Material for this exercise start

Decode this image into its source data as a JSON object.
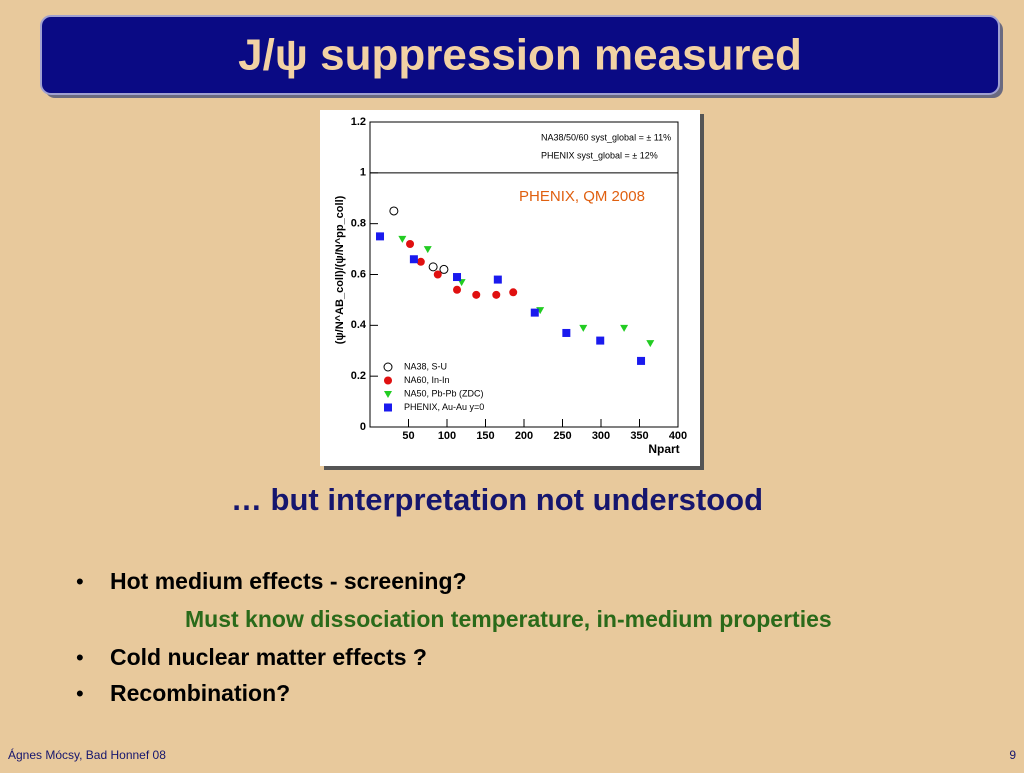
{
  "title": "J/ψ suppression measured",
  "chart_data": {
    "type": "scatter",
    "x_label": "Npart",
    "y_label": "(ψ/N^AB_coll)/(ψ/N^pp_coll)",
    "annotations": [
      "NA38/50/60 syst_global = ± 11%",
      "PHENIX syst_global = ± 12%",
      "PHENIX, QM 2008"
    ],
    "xlim": [
      0,
      400
    ],
    "xticks": [
      50,
      100,
      150,
      200,
      250,
      300,
      350,
      400
    ],
    "ylim": [
      0,
      1.2
    ],
    "yticks": [
      0,
      0.2,
      0.4,
      0.6,
      0.8,
      1,
      1.2
    ],
    "reference_line": 1,
    "legend": "lower-left",
    "series": [
      {
        "name": "NA38, S-U",
        "color": "#000000",
        "marker": "circle-open",
        "x": [
          31,
          82,
          96
        ],
        "values": [
          0.85,
          0.63,
          0.62
        ]
      },
      {
        "name": "NA60, In-In",
        "color": "#e01010",
        "marker": "circle",
        "x": [
          52,
          66,
          88,
          113,
          138,
          164,
          186
        ],
        "values": [
          0.72,
          0.65,
          0.6,
          0.54,
          0.52,
          0.52,
          0.53
        ]
      },
      {
        "name": "NA50, Pb-Pb (ZDC)",
        "color": "#22cc22",
        "marker": "triangle-down",
        "x": [
          42,
          75,
          119,
          221,
          277,
          330,
          364
        ],
        "values": [
          0.74,
          0.7,
          0.57,
          0.46,
          0.39,
          0.39,
          0.33
        ]
      },
      {
        "name": "PHENIX, Au-Au y=0",
        "color": "#1a1aee",
        "marker": "square",
        "x": [
          13,
          57,
          113,
          166,
          214,
          255,
          299,
          352
        ],
        "values": [
          0.75,
          0.66,
          0.59,
          0.58,
          0.45,
          0.37,
          0.34,
          0.26
        ]
      }
    ]
  },
  "subtitle": "… but interpretation not understood",
  "bullets": [
    {
      "text": "Hot medium effects - screening?",
      "note": "Must know dissociation temperature, in-medium properties"
    },
    {
      "text": "Cold nuclear matter effects ?"
    },
    {
      "text": "Recombination?"
    }
  ],
  "footer": {
    "author": "Ágnes Mócsy, Bad Honnef 08",
    "page": "9"
  }
}
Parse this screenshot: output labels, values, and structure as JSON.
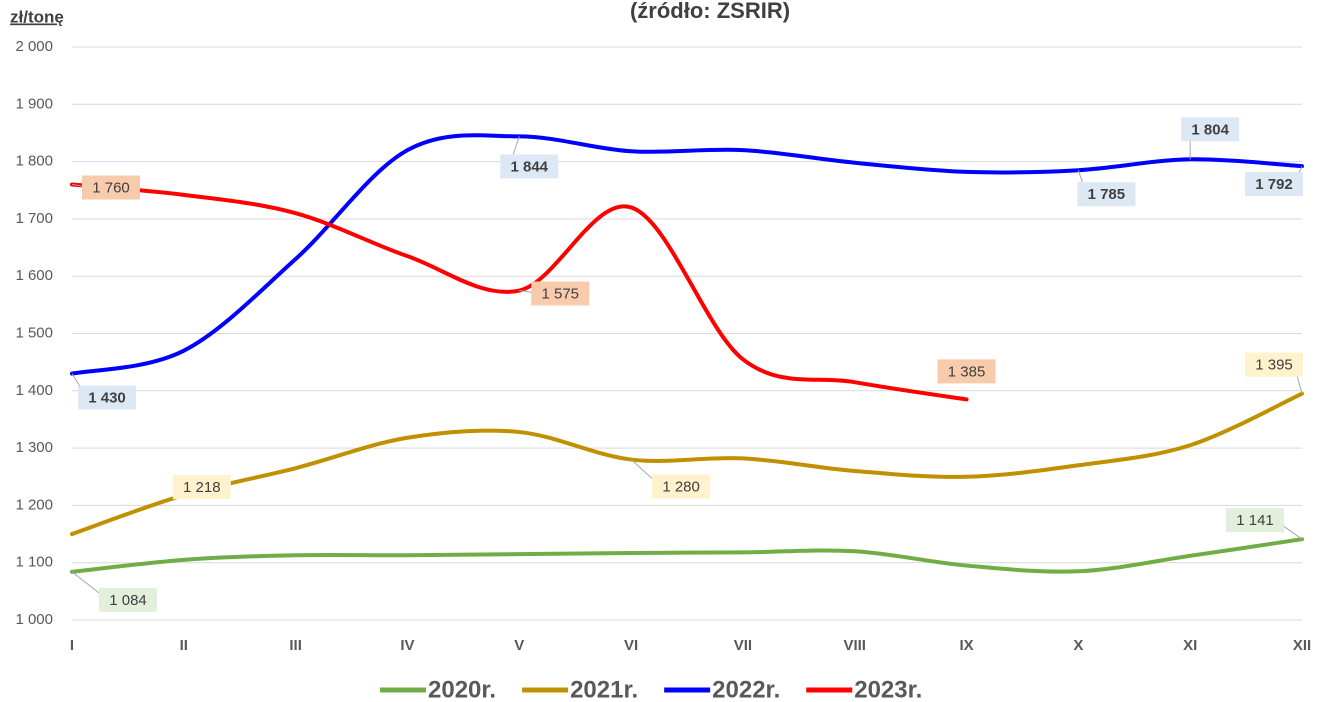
{
  "chart_data": {
    "type": "line",
    "title": "(źródło: ZSRIR)",
    "y_axis_label": "zł/tonę",
    "categories": [
      "I",
      "II",
      "III",
      "IV",
      "V",
      "VI",
      "VII",
      "VIII",
      "IX",
      "X",
      "XI",
      "XII"
    ],
    "ylim": [
      1000,
      2000
    ],
    "yticks": [
      {
        "value": 1000,
        "label": "1 000"
      },
      {
        "value": 1100,
        "label": "1 100"
      },
      {
        "value": 1200,
        "label": "1 200"
      },
      {
        "value": 1300,
        "label": "1 300"
      },
      {
        "value": 1400,
        "label": "1 400"
      },
      {
        "value": 1500,
        "label": "1 500"
      },
      {
        "value": 1600,
        "label": "1 600"
      },
      {
        "value": 1700,
        "label": "1 700"
      },
      {
        "value": 1800,
        "label": "1 800"
      },
      {
        "value": 1900,
        "label": "1 900"
      },
      {
        "value": 2000,
        "label": "2 000"
      }
    ],
    "grid": true,
    "legend": "bottom",
    "series": [
      {
        "name": "2020r.",
        "color": "#70ad47",
        "values": [
          1084,
          1105,
          1113,
          1113,
          1115,
          1117,
          1118,
          1120,
          1095,
          1085,
          1112,
          1141
        ],
        "value_labels": [
          "1 084",
          null,
          null,
          null,
          null,
          null,
          null,
          null,
          null,
          null,
          null,
          "1 141"
        ]
      },
      {
        "name": "2021r.",
        "color": "#bf9000",
        "values": [
          1150,
          1218,
          1265,
          1318,
          1328,
          1280,
          1282,
          1260,
          1250,
          1270,
          1305,
          1395
        ],
        "value_labels": [
          null,
          "1 218",
          null,
          null,
          null,
          "1 280",
          null,
          null,
          null,
          null,
          null,
          "1 395"
        ]
      },
      {
        "name": "2022r.",
        "color": "#0000ff",
        "values": [
          1430,
          1470,
          1630,
          1820,
          1844,
          1818,
          1820,
          1798,
          1782,
          1785,
          1804,
          1792
        ],
        "value_labels": [
          "1 430",
          null,
          null,
          null,
          "1 844",
          null,
          null,
          null,
          null,
          "1 785",
          "1 804",
          "1 792"
        ]
      },
      {
        "name": "2023r.",
        "color": "#ff0000",
        "values": [
          1760,
          1742,
          1710,
          1635,
          1575,
          1720,
          1455,
          1415,
          1385,
          null,
          null,
          null
        ],
        "value_labels": [
          "1 760",
          null,
          null,
          null,
          "1 575",
          null,
          null,
          null,
          "1 385",
          null,
          null,
          null
        ]
      }
    ]
  }
}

Material for this exercise end

Task objective: Extract the text of all the records above verbatim, excluding pictures.

Full response:
Decode this image into its source data as a JSON object.
{
  "title": "J/ψ suppression measured",
  "chart_data": {
    "type": "scatter",
    "x_label": "Npart",
    "y_label": "(ψ/N^AB_coll)/(ψ/N^pp_coll)",
    "annotations": [
      "NA38/50/60 syst_global = ± 11%",
      "PHENIX syst_global = ± 12%",
      "PHENIX, QM 2008"
    ],
    "xlim": [
      0,
      400
    ],
    "xticks": [
      50,
      100,
      150,
      200,
      250,
      300,
      350,
      400
    ],
    "ylim": [
      0,
      1.2
    ],
    "yticks": [
      0,
      0.2,
      0.4,
      0.6,
      0.8,
      1,
      1.2
    ],
    "reference_line": 1,
    "legend": "lower-left",
    "series": [
      {
        "name": "NA38, S-U",
        "color": "#000000",
        "marker": "circle-open",
        "x": [
          31,
          82,
          96
        ],
        "values": [
          0.85,
          0.63,
          0.62
        ]
      },
      {
        "name": "NA60, In-In",
        "color": "#e01010",
        "marker": "circle",
        "x": [
          52,
          66,
          88,
          113,
          138,
          164,
          186
        ],
        "values": [
          0.72,
          0.65,
          0.6,
          0.54,
          0.52,
          0.52,
          0.53
        ]
      },
      {
        "name": "NA50, Pb-Pb (ZDC)",
        "color": "#22cc22",
        "marker": "triangle-down",
        "x": [
          42,
          75,
          119,
          221,
          277,
          330,
          364
        ],
        "values": [
          0.74,
          0.7,
          0.57,
          0.46,
          0.39,
          0.39,
          0.33
        ]
      },
      {
        "name": "PHENIX, Au-Au y=0",
        "color": "#1a1aee",
        "marker": "square",
        "x": [
          13,
          57,
          113,
          166,
          214,
          255,
          299,
          352
        ],
        "values": [
          0.75,
          0.66,
          0.59,
          0.58,
          0.45,
          0.37,
          0.34,
          0.26
        ]
      }
    ]
  },
  "subtitle": "… but interpretation not understood",
  "bullets": [
    {
      "text": "Hot medium effects - screening?",
      "note": "Must know dissociation temperature, in-medium properties"
    },
    {
      "text": "Cold nuclear matter effects ?"
    },
    {
      "text": "Recombination?"
    }
  ],
  "footer": {
    "author": "Ágnes Mócsy, Bad Honnef 08",
    "page": "9"
  }
}
Parse this screenshot: output labels, values, and structure as JSON.
{
  "chart_data": {
    "type": "line",
    "title": "(źródło: ZSRIR)",
    "y_axis_label": "zł/tonę",
    "categories": [
      "I",
      "II",
      "III",
      "IV",
      "V",
      "VI",
      "VII",
      "VIII",
      "IX",
      "X",
      "XI",
      "XII"
    ],
    "ylim": [
      1000,
      2000
    ],
    "yticks": [
      {
        "value": 1000,
        "label": "1 000"
      },
      {
        "value": 1100,
        "label": "1 100"
      },
      {
        "value": 1200,
        "label": "1 200"
      },
      {
        "value": 1300,
        "label": "1 300"
      },
      {
        "value": 1400,
        "label": "1 400"
      },
      {
        "value": 1500,
        "label": "1 500"
      },
      {
        "value": 1600,
        "label": "1 600"
      },
      {
        "value": 1700,
        "label": "1 700"
      },
      {
        "value": 1800,
        "label": "1 800"
      },
      {
        "value": 1900,
        "label": "1 900"
      },
      {
        "value": 2000,
        "label": "2 000"
      }
    ],
    "grid": true,
    "legend": "bottom",
    "series": [
      {
        "name": "2020r.",
        "color": "#70ad47",
        "values": [
          1084,
          1105,
          1113,
          1113,
          1115,
          1117,
          1118,
          1120,
          1095,
          1085,
          1112,
          1141
        ],
        "value_labels": [
          "1 084",
          null,
          null,
          null,
          null,
          null,
          null,
          null,
          null,
          null,
          null,
          "1 141"
        ]
      },
      {
        "name": "2021r.",
        "color": "#bf9000",
        "values": [
          1150,
          1218,
          1265,
          1318,
          1328,
          1280,
          1282,
          1260,
          1250,
          1270,
          1305,
          1395
        ],
        "value_labels": [
          null,
          "1 218",
          null,
          null,
          null,
          "1 280",
          null,
          null,
          null,
          null,
          null,
          "1 395"
        ]
      },
      {
        "name": "2022r.",
        "color": "#0000ff",
        "values": [
          1430,
          1470,
          1630,
          1820,
          1844,
          1818,
          1820,
          1798,
          1782,
          1785,
          1804,
          1792
        ],
        "value_labels": [
          "1 430",
          null,
          null,
          null,
          "1 844",
          null,
          null,
          null,
          null,
          "1 785",
          "1 804",
          "1 792"
        ]
      },
      {
        "name": "2023r.",
        "color": "#ff0000",
        "values": [
          1760,
          1742,
          1710,
          1635,
          1575,
          1720,
          1455,
          1415,
          1385,
          null,
          null,
          null
        ],
        "value_labels": [
          "1 760",
          null,
          null,
          null,
          "1 575",
          null,
          null,
          null,
          "1 385",
          null,
          null,
          null
        ]
      }
    ]
  }
}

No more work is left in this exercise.